**Task material:**
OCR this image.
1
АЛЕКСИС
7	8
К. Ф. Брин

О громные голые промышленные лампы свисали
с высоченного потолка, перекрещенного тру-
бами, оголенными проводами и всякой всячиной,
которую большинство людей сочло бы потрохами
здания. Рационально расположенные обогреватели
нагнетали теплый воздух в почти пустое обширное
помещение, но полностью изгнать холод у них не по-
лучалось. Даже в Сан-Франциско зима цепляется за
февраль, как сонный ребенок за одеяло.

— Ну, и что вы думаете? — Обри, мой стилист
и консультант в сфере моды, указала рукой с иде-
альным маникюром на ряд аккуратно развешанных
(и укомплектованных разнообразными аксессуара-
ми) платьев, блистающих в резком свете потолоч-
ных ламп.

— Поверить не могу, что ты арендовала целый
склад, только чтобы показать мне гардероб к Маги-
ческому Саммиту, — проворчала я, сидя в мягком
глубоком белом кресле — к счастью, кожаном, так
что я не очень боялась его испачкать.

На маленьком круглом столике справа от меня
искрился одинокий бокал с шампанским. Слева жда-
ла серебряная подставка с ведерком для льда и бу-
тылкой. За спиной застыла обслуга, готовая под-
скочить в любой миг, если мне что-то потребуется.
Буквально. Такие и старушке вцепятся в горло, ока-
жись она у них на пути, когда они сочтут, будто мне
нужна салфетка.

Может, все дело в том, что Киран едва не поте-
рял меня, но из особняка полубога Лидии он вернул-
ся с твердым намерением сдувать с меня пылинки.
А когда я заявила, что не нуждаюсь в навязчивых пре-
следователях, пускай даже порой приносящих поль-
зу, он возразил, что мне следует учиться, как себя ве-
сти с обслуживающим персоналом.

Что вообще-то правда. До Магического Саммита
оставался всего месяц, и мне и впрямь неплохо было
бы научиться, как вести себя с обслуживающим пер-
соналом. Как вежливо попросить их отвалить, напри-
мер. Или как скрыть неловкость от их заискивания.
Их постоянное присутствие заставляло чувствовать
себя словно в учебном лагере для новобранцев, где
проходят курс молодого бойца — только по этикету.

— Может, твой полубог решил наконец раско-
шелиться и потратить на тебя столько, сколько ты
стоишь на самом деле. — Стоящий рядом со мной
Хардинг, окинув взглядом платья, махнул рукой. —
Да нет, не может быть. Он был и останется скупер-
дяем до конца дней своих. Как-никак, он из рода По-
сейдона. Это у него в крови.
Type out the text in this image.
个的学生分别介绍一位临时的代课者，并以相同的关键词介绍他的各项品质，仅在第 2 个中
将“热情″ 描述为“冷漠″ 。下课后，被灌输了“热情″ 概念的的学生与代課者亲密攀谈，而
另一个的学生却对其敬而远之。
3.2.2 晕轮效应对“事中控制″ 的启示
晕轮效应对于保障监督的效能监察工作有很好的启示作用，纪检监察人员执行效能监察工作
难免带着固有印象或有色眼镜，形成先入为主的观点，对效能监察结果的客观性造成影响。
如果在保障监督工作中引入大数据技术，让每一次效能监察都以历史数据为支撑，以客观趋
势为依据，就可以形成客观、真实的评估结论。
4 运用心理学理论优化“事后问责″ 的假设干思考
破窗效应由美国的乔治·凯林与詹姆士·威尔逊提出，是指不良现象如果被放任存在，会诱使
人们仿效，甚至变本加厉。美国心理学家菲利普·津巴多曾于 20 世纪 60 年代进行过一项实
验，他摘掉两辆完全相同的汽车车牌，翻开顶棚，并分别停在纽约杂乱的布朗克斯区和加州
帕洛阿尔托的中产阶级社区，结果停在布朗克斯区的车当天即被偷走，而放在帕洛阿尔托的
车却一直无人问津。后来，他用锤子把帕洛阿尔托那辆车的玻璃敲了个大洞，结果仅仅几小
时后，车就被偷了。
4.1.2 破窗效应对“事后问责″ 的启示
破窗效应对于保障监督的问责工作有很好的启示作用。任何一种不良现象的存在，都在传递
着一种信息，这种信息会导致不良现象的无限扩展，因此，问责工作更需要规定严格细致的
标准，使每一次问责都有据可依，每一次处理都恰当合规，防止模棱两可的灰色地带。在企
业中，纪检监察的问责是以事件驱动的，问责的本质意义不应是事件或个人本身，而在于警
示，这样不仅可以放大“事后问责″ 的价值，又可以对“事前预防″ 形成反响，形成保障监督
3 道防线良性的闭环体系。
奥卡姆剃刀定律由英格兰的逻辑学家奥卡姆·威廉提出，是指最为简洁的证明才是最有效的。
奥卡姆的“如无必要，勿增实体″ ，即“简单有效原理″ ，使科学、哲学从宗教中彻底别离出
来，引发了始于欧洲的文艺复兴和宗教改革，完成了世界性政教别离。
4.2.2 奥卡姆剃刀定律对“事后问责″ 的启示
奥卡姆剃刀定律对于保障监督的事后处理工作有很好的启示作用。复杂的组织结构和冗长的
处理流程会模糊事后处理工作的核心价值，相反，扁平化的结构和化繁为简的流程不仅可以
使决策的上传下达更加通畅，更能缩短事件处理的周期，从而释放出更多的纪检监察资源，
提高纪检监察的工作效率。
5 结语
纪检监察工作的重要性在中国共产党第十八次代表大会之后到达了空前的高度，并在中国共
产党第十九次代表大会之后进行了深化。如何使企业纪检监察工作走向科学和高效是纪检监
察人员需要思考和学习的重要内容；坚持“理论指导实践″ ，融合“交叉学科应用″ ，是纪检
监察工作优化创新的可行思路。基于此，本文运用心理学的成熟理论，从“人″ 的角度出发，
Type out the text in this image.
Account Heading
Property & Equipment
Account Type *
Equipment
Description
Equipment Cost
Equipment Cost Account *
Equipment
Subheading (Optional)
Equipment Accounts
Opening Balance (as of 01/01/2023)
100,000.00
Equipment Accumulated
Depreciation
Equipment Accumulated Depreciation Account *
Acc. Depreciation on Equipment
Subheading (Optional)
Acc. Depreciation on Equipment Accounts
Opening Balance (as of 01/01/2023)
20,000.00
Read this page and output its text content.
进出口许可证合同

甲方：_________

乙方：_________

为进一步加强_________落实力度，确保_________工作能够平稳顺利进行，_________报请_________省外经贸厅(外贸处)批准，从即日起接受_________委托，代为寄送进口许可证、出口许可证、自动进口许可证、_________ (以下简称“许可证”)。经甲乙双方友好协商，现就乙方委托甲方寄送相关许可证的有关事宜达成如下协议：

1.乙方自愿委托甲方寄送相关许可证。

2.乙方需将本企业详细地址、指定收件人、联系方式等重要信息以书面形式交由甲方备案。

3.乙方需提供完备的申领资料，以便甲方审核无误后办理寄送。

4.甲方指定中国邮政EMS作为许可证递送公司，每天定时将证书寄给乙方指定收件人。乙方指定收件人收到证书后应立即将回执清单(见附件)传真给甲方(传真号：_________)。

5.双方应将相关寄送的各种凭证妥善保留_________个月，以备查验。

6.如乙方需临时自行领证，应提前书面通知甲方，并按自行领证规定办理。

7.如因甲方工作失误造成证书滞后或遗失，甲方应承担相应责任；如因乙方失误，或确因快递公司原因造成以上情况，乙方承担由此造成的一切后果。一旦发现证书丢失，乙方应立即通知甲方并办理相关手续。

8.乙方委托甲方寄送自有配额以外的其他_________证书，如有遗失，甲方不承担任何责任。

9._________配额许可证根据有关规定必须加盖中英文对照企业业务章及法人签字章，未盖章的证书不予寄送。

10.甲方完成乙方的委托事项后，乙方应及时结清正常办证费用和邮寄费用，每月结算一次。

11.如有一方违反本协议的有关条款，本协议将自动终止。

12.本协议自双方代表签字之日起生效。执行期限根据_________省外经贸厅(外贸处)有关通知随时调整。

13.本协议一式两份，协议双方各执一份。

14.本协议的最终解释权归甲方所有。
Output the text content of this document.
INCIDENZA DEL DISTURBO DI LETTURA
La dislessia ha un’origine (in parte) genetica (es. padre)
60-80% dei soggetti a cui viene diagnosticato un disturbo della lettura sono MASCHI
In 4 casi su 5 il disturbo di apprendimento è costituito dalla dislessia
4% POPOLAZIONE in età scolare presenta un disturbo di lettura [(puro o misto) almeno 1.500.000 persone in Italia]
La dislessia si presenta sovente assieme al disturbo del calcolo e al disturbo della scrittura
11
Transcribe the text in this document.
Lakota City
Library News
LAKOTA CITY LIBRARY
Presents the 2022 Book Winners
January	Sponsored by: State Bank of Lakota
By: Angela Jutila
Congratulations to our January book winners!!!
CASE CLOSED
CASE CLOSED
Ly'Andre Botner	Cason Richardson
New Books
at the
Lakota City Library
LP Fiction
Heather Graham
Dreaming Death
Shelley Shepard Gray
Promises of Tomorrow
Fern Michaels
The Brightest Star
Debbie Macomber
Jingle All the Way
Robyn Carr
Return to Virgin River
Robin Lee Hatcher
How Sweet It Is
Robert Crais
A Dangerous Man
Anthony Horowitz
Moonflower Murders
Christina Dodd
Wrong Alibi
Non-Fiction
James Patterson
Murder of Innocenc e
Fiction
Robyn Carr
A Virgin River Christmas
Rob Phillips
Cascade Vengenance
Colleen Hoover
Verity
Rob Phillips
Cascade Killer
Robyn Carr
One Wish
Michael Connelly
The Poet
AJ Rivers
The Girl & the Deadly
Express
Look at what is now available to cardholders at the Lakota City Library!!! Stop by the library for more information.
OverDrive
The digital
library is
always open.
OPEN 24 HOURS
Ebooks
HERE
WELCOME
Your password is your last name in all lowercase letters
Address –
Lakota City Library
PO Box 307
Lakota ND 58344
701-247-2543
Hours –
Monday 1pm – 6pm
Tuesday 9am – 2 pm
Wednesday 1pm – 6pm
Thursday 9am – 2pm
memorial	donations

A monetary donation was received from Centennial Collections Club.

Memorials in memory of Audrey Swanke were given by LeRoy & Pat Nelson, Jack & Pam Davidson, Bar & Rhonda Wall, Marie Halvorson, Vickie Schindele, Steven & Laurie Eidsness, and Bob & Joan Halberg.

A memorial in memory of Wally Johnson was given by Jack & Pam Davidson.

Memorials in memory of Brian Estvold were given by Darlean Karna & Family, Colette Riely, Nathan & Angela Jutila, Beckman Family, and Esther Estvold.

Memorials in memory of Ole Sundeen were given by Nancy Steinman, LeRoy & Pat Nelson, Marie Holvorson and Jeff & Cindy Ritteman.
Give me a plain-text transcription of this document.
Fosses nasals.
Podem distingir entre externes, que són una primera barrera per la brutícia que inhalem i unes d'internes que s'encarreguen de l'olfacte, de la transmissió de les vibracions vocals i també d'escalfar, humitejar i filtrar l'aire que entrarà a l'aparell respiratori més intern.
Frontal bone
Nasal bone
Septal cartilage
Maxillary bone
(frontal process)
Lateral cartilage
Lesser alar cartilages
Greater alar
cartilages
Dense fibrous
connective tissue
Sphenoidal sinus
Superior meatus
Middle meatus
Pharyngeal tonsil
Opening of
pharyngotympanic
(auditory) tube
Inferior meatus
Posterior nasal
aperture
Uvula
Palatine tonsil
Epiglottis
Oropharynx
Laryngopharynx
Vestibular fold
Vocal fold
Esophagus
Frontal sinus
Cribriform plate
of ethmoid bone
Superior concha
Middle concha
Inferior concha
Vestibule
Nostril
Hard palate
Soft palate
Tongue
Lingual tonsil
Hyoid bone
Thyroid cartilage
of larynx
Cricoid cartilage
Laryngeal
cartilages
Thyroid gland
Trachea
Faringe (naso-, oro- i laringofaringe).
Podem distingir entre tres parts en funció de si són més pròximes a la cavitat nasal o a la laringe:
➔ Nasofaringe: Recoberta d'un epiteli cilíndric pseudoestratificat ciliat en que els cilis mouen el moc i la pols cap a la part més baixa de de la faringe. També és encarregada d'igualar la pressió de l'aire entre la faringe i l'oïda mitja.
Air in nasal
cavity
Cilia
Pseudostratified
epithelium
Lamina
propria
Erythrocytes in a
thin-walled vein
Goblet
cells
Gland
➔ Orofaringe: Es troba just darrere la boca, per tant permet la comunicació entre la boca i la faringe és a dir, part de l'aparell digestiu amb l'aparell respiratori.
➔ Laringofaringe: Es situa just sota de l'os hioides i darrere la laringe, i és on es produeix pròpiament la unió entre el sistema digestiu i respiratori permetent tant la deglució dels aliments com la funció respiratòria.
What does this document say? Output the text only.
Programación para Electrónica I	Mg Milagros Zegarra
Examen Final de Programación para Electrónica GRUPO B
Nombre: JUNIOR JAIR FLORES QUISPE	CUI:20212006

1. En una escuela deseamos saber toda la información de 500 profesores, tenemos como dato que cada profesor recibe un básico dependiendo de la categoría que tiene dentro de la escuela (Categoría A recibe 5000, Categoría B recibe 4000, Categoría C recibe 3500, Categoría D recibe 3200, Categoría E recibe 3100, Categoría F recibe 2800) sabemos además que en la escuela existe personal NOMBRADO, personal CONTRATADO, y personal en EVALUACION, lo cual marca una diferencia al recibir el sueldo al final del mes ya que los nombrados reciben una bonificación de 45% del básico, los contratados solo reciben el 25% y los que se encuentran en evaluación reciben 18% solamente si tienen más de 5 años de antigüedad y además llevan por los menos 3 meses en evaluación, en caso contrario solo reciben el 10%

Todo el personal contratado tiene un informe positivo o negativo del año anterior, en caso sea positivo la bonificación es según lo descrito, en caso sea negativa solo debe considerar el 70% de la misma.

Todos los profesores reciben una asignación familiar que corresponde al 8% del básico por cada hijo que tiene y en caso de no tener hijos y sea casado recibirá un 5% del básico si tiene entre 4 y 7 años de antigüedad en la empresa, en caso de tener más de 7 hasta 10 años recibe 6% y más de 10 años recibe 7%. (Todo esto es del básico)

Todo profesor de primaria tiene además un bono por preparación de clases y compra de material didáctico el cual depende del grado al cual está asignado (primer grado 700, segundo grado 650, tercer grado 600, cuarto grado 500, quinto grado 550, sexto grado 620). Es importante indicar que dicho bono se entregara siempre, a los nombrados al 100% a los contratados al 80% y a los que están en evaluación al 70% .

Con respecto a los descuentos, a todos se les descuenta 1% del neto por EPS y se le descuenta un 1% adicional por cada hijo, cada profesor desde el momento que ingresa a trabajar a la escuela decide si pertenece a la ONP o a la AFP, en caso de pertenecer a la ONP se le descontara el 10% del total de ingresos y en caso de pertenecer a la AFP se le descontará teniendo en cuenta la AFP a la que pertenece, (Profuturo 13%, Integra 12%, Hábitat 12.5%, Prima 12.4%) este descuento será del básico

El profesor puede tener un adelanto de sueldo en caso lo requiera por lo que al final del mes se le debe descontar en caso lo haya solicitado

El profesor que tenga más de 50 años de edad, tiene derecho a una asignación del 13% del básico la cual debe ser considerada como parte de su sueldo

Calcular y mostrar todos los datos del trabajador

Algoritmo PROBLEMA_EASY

**Problem requirements:** In the entries above, find each line with the string "рукой" and copy it.

**Written answer:**
и консультант в сфере моды, указала рукой с иде-
Хардинг, окинув взглядом платья, махнул рукой. —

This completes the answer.